**Written exercise:** Nothing but the lines from the one with "Convert this screenshot" to the final line should be returned, each exactly as it appears.

BEGIN Excerpted data

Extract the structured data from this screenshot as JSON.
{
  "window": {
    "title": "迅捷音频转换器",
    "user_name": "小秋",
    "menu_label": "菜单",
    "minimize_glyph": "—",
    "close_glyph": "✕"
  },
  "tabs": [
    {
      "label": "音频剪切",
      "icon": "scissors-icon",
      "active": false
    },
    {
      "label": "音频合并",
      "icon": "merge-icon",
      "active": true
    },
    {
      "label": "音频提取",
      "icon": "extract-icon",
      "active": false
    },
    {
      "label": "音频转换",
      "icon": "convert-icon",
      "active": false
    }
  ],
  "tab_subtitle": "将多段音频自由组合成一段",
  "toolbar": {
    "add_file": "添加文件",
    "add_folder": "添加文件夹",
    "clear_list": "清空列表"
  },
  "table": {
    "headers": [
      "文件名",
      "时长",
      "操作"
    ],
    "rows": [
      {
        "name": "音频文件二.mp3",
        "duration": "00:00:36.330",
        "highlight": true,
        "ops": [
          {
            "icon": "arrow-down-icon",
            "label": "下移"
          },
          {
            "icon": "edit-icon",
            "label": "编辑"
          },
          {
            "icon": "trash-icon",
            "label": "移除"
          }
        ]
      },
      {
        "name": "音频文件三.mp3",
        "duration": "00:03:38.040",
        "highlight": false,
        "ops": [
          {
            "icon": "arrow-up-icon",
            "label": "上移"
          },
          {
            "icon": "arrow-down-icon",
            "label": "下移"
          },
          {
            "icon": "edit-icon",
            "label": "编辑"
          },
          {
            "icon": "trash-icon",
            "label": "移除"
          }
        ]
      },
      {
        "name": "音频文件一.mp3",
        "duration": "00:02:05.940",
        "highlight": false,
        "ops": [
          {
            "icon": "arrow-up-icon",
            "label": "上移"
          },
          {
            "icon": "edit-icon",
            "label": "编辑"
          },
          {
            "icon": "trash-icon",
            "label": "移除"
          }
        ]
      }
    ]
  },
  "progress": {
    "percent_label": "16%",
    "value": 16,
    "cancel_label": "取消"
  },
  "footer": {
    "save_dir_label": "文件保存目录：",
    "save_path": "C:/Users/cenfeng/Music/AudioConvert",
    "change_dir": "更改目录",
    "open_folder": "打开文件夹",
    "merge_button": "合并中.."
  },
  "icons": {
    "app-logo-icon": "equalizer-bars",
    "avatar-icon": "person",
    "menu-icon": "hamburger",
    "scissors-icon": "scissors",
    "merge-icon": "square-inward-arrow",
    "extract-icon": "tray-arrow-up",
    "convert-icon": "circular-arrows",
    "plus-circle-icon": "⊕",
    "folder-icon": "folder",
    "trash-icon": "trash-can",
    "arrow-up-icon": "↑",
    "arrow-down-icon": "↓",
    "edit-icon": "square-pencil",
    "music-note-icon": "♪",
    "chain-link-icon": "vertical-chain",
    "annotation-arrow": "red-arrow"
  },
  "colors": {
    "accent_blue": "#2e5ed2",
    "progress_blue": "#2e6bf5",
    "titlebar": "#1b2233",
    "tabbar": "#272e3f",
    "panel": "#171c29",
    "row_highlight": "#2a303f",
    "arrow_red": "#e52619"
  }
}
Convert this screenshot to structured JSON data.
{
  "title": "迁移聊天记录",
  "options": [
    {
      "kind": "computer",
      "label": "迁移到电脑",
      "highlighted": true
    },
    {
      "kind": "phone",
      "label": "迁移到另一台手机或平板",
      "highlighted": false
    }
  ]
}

END Excerpted data

**Solution below:**
Convert this screenshot to structured JSON data.
{
  "title": "迁移聊天记录",
  "options": [
    {
      "kind": "computer",
      "label": "迁移到电脑",
      "highlighted": true
    },
    {
      "kind": "phone",
      "label": "迁移到另一台手机或平板",
      "highlighted": false
    }
  ]
}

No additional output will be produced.